[START OF Dataset extract]
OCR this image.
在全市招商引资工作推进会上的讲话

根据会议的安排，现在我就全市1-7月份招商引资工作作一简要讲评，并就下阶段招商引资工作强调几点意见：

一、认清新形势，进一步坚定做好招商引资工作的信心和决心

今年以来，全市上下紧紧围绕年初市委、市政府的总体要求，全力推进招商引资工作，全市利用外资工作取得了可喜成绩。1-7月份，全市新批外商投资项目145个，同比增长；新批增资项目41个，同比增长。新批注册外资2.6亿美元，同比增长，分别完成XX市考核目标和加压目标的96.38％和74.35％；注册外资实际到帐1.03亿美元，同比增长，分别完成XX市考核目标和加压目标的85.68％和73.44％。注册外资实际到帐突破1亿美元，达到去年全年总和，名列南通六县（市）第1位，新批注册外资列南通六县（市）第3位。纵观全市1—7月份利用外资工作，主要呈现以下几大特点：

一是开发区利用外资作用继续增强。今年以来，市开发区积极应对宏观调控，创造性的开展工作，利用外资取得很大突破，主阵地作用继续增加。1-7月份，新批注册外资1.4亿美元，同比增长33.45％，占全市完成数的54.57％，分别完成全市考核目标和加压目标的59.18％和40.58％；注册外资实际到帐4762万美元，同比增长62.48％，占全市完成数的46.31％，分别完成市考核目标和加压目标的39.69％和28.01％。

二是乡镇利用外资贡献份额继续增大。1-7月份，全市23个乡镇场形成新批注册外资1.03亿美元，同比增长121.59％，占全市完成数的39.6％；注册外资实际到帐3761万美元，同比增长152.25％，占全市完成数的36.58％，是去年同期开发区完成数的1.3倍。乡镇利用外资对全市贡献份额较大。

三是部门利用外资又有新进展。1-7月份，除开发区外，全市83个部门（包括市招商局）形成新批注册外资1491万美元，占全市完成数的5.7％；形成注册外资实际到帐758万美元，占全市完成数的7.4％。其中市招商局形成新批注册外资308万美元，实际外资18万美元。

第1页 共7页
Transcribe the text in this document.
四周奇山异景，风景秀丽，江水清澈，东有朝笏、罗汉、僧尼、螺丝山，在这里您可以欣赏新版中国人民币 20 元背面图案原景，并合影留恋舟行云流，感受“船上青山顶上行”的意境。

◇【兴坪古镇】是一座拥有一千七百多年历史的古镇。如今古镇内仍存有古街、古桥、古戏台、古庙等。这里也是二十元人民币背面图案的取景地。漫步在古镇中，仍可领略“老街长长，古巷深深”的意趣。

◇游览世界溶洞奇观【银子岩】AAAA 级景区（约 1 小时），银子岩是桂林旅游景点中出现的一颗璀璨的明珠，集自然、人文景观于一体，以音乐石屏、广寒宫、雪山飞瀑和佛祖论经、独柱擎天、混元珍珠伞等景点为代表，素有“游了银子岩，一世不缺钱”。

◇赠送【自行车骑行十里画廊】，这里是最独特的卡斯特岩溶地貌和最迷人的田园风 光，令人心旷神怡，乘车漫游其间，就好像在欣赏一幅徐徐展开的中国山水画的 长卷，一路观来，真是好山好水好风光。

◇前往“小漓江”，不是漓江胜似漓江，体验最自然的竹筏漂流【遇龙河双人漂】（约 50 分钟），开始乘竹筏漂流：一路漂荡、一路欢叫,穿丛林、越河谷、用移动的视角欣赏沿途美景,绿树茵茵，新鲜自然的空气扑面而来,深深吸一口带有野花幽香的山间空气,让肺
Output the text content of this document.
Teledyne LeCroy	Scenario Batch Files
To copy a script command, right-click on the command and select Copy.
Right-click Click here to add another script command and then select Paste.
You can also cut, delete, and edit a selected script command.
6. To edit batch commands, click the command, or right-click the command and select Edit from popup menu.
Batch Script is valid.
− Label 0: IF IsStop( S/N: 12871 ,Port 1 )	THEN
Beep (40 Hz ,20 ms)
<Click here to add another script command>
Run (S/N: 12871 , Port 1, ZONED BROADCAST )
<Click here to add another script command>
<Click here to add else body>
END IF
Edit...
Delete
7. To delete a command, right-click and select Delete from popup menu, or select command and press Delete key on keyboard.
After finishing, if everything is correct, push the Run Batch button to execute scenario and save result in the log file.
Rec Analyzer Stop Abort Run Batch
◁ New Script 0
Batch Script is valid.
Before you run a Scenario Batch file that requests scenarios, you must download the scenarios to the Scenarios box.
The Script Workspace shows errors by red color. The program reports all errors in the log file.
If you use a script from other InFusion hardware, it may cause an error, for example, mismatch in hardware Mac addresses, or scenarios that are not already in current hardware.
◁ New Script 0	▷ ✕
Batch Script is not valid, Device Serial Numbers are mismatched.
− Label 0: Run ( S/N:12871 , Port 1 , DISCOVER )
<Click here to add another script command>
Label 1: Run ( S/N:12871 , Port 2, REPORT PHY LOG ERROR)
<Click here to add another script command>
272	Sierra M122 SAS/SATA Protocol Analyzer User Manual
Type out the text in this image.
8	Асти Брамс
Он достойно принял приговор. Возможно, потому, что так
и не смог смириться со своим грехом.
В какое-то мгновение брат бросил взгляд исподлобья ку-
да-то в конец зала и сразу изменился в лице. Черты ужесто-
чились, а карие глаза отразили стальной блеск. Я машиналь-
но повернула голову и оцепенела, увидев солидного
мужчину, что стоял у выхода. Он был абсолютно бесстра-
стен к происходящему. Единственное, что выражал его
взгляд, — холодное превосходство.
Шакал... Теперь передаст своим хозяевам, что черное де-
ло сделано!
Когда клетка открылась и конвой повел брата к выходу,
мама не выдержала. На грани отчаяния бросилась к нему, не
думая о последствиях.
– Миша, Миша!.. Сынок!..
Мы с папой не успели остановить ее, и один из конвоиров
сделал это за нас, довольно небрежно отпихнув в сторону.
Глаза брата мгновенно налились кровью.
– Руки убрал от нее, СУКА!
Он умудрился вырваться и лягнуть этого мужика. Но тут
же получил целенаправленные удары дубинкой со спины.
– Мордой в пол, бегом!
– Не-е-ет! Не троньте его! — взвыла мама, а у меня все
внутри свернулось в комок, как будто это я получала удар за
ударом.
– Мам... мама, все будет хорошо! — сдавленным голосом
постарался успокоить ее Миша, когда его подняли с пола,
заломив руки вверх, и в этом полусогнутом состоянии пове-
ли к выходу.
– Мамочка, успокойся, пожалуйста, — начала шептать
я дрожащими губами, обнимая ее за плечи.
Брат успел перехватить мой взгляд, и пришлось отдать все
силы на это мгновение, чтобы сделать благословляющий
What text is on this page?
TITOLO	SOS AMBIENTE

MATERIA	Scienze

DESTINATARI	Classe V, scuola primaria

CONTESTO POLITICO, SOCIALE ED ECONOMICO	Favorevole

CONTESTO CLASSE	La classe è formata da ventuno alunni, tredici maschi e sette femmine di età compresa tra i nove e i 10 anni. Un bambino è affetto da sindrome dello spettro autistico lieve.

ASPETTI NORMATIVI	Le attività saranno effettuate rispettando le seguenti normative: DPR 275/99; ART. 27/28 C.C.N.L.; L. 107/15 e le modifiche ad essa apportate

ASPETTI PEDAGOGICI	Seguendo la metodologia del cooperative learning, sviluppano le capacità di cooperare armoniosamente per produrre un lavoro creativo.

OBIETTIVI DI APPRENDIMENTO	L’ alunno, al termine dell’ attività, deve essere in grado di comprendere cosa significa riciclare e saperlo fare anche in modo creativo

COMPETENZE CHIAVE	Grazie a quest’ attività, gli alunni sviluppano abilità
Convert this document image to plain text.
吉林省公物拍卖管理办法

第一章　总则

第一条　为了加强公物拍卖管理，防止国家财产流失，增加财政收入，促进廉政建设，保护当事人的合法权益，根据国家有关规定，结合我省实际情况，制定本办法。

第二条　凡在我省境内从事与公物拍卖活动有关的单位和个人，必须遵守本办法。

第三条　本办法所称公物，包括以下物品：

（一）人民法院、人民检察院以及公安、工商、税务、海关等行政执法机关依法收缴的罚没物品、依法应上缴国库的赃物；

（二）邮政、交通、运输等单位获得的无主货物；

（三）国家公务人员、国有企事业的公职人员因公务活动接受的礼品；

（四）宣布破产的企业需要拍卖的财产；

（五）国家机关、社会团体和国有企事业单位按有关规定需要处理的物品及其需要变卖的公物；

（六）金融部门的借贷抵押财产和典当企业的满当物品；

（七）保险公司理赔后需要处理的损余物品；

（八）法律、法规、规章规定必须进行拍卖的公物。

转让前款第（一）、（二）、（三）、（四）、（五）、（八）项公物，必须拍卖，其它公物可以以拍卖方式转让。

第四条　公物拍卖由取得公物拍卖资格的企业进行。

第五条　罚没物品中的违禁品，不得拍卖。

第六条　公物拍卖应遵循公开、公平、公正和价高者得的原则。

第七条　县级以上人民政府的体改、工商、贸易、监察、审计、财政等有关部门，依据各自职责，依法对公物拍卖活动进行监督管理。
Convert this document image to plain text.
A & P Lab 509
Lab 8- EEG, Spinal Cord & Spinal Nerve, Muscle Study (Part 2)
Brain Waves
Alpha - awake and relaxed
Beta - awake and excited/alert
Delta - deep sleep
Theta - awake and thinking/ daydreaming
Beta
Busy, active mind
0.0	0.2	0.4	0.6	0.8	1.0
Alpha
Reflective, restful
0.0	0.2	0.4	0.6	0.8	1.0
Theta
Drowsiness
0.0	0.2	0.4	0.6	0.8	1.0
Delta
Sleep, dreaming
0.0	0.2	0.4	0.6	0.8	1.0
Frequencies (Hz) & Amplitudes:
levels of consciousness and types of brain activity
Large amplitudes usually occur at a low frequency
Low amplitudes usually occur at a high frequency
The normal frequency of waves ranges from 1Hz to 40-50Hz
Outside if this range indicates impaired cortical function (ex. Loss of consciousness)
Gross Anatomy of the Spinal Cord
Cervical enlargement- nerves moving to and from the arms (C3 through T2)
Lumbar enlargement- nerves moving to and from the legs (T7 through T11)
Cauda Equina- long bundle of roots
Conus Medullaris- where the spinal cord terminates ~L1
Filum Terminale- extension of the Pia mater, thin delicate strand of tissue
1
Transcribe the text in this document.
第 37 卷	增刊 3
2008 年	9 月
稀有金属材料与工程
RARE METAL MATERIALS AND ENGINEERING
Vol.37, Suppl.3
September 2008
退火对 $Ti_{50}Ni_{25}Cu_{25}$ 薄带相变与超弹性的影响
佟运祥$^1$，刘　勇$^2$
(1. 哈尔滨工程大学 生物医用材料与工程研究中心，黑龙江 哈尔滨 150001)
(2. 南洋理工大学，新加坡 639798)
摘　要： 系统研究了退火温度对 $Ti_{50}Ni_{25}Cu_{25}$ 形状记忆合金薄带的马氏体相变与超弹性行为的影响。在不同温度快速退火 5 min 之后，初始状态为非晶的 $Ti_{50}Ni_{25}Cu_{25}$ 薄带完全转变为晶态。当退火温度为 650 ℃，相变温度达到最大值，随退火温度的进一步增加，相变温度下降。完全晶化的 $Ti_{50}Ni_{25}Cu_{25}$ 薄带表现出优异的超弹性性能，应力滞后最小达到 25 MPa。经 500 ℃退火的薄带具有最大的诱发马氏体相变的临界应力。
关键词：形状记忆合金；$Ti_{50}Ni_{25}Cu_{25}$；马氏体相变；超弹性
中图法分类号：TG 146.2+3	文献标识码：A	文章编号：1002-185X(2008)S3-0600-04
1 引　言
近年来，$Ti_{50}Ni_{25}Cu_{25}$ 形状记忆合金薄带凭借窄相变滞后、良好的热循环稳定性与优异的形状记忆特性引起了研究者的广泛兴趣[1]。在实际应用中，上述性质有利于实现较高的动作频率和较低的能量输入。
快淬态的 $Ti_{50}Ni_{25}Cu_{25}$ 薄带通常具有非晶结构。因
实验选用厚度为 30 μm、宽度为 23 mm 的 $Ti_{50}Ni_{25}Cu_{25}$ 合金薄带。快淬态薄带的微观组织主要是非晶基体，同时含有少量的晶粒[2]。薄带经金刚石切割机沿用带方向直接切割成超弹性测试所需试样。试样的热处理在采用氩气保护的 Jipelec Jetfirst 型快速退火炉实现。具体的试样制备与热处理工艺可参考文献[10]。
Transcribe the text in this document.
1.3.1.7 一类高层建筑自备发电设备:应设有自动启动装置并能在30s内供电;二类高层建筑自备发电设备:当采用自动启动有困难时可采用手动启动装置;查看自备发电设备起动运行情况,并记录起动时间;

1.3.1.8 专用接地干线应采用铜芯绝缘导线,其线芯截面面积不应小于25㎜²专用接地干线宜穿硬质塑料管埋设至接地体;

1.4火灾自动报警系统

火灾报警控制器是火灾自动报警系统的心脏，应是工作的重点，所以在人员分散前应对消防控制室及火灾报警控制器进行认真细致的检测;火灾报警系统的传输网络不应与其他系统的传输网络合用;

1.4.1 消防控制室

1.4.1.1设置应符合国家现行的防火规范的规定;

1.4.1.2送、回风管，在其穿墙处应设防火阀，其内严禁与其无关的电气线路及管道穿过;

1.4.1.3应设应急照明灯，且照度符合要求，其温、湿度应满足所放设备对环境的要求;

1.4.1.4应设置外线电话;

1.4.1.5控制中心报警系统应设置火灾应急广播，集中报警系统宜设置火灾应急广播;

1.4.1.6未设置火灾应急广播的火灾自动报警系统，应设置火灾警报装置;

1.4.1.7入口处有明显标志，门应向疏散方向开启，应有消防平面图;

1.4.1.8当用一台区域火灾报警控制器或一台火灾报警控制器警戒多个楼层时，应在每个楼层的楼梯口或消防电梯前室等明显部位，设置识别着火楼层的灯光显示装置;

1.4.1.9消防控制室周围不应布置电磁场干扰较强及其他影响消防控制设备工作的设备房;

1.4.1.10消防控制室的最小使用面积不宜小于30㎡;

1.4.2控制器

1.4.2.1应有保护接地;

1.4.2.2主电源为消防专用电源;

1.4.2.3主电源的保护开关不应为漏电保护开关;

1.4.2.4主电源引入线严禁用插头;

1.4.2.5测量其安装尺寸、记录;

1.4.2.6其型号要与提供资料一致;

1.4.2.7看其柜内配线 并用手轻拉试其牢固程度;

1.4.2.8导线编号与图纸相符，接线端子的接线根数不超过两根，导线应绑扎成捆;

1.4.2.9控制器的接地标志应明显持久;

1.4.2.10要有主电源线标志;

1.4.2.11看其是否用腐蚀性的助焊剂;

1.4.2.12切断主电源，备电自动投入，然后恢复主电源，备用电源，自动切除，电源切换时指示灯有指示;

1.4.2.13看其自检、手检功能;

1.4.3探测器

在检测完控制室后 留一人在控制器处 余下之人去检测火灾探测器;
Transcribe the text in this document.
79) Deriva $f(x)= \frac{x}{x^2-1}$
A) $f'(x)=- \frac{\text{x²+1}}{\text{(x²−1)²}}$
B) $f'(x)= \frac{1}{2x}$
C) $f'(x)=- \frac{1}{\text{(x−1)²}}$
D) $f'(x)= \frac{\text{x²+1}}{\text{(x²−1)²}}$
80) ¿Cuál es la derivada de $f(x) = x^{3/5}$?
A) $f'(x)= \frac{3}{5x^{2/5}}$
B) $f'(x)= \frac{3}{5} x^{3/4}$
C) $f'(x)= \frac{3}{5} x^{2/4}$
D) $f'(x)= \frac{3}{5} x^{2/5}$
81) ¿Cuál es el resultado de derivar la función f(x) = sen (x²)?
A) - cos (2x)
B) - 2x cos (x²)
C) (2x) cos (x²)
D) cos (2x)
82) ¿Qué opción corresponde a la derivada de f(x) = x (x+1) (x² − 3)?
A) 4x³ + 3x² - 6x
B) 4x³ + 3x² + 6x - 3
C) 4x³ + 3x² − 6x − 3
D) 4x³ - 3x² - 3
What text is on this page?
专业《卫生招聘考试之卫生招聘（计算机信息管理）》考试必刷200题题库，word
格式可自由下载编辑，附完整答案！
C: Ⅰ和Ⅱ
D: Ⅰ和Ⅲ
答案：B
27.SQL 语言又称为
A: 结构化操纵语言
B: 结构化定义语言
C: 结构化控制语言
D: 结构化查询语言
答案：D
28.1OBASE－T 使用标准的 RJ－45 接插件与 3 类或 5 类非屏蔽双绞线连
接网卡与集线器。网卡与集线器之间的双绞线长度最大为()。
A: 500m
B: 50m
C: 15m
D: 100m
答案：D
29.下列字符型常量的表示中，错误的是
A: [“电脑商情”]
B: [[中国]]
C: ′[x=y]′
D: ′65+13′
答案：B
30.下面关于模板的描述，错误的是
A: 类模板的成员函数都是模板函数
[END OF Dataset extract]
The exercise: Extract each line holding the word "alunni" from the records.

Answer to the task:
CONTESTO CLASSE	La classe è formata da ventuno alunni, tredici maschi e sette femmine di età compresa tra i nove e i 10 anni. Un bambino è affetto da sindrome dello spettro autistico lieve.
COMPETENZE CHIAVE	Grazie a quest’ attività, gli alunni sviluppano abilità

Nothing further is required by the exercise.